__GOAL__
In the data below, find every line with the string "JSON" and pull it out.
Start of DATA FOR PROCESSING
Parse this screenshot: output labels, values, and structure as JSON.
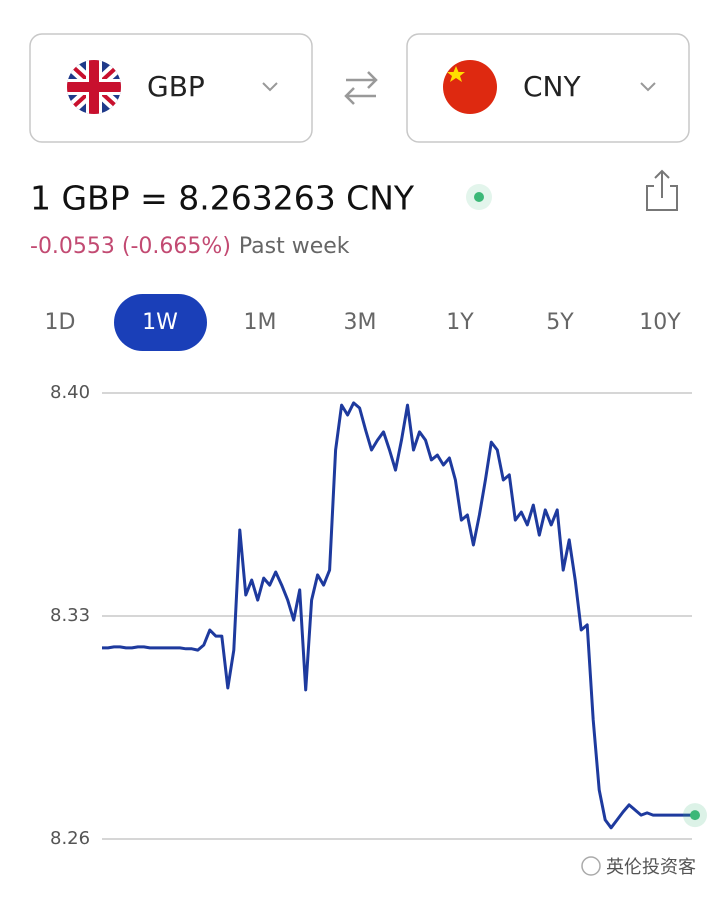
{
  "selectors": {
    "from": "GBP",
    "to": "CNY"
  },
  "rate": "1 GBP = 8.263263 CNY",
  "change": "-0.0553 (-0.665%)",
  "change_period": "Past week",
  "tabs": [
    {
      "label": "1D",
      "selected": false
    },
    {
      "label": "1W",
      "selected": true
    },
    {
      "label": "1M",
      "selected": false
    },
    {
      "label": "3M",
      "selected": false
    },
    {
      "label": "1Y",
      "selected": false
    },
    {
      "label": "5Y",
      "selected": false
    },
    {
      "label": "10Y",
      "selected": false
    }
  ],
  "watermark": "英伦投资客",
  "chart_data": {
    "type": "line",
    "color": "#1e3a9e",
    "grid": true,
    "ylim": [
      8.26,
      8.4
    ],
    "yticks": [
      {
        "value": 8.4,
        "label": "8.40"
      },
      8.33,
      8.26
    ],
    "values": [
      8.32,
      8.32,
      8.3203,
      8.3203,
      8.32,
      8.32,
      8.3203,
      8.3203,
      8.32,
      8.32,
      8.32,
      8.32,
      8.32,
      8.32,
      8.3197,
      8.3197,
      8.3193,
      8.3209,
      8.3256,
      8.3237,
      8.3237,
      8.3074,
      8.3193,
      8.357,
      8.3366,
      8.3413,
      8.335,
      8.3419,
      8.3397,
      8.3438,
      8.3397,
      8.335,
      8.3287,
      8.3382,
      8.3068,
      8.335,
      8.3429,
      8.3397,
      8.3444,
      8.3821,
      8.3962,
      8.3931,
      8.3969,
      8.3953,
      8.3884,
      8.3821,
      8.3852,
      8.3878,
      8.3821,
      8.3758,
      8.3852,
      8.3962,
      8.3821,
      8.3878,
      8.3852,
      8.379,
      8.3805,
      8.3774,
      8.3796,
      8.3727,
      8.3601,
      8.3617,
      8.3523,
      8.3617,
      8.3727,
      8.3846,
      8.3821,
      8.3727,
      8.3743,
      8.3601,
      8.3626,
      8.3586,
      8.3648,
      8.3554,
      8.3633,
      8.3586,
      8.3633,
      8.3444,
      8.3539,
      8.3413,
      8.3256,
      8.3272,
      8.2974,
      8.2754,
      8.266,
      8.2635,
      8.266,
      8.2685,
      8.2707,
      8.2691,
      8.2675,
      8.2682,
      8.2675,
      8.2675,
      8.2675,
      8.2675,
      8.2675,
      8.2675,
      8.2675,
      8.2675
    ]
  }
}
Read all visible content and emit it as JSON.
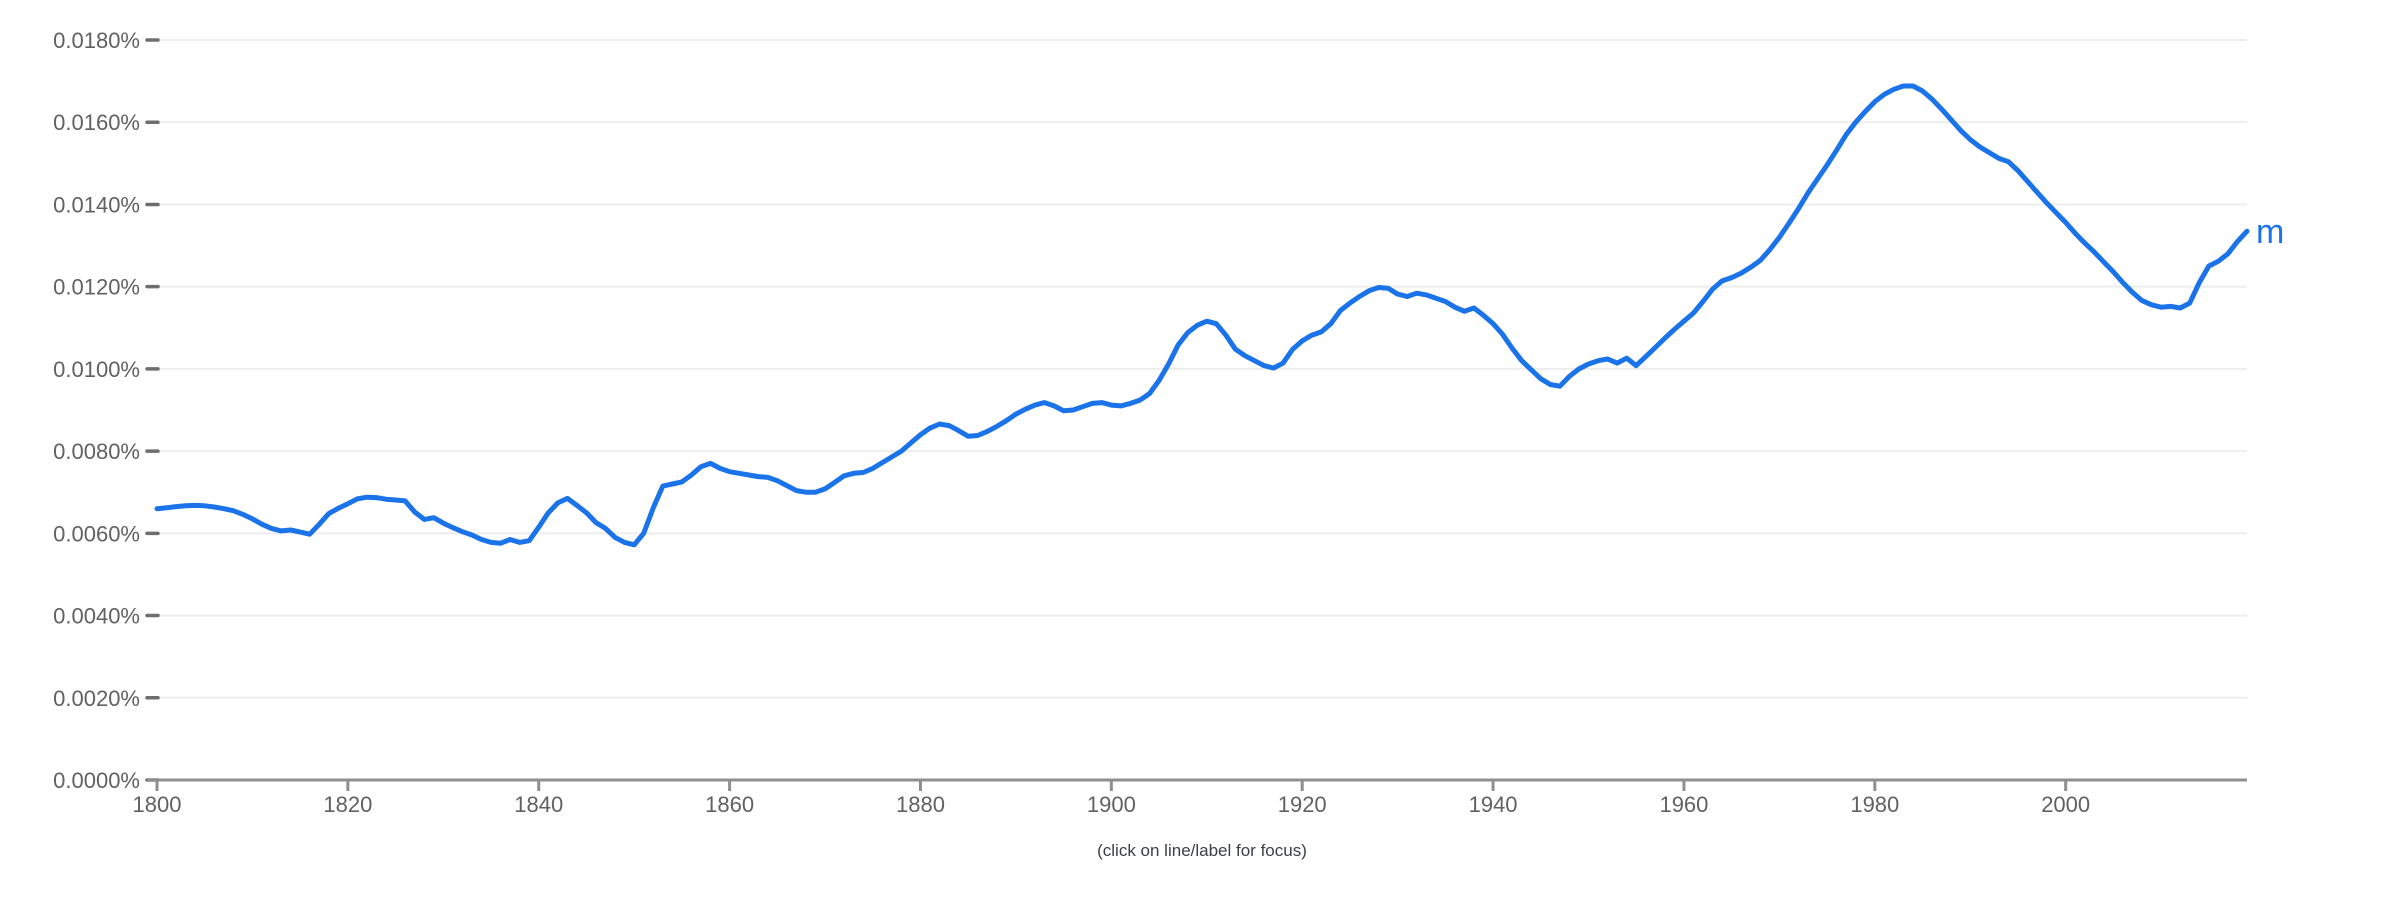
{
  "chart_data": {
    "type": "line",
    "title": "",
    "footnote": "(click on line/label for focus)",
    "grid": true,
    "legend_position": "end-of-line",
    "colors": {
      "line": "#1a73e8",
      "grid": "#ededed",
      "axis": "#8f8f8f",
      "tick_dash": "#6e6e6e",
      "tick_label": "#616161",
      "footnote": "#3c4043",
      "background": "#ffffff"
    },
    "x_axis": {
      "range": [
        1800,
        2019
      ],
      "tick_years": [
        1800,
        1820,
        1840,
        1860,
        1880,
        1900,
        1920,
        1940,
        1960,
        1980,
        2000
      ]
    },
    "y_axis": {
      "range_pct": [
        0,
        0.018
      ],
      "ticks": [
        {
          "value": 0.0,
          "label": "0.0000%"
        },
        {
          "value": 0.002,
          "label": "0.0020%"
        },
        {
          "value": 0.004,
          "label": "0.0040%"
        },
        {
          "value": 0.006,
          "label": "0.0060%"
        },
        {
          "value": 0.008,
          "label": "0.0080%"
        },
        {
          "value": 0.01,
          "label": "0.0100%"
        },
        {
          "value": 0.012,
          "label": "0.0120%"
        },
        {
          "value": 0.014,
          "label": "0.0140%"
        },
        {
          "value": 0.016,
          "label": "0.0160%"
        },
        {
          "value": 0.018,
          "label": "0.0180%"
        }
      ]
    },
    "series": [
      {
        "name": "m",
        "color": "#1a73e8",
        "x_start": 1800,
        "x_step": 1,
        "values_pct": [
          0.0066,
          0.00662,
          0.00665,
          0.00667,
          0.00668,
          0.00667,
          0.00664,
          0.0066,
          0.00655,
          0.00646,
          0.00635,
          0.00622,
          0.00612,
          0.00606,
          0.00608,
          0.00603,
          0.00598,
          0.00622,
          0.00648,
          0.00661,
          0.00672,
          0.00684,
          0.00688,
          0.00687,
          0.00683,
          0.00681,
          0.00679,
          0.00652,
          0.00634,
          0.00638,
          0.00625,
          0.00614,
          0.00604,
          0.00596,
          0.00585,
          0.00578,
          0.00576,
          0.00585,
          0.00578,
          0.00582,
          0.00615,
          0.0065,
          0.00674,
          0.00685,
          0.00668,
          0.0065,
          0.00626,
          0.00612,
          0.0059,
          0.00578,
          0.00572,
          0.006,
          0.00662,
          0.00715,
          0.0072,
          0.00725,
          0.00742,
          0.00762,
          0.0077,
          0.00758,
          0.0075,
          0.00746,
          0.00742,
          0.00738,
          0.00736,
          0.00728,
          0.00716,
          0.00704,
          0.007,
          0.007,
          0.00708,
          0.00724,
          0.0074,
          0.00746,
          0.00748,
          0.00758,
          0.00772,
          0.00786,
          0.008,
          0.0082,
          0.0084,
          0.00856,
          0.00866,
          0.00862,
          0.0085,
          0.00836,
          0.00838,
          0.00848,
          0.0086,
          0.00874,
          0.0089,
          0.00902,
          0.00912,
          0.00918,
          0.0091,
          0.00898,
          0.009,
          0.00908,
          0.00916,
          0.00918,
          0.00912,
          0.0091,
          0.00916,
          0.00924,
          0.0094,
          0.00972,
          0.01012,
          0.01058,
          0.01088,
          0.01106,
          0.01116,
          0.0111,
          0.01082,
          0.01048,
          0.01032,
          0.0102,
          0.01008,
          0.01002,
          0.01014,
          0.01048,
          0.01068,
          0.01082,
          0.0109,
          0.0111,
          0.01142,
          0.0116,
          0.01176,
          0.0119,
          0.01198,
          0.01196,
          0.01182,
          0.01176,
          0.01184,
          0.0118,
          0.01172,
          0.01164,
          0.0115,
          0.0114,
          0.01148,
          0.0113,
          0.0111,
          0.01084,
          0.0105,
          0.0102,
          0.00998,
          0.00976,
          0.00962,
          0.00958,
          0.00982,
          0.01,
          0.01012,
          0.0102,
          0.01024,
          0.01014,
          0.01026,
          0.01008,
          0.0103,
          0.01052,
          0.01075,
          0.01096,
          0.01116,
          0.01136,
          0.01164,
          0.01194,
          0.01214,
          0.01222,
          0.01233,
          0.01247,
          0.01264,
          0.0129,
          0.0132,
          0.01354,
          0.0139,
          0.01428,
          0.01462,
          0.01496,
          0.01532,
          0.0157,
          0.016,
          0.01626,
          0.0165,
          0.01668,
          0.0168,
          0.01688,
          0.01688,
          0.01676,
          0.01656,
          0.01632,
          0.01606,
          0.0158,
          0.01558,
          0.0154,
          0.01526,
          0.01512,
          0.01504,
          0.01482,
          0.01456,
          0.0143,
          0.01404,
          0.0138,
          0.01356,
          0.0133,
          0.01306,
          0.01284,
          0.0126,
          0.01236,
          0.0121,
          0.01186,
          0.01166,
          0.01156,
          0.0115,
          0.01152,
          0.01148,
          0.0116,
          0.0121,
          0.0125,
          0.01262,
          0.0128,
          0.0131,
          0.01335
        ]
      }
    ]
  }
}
End of DATA FOR PROCESSING
__ANSWER FOR THE TASK__
Parse this screenshot: output labels, values, and structure as JSON.
Read all visible content and emit it as JSON.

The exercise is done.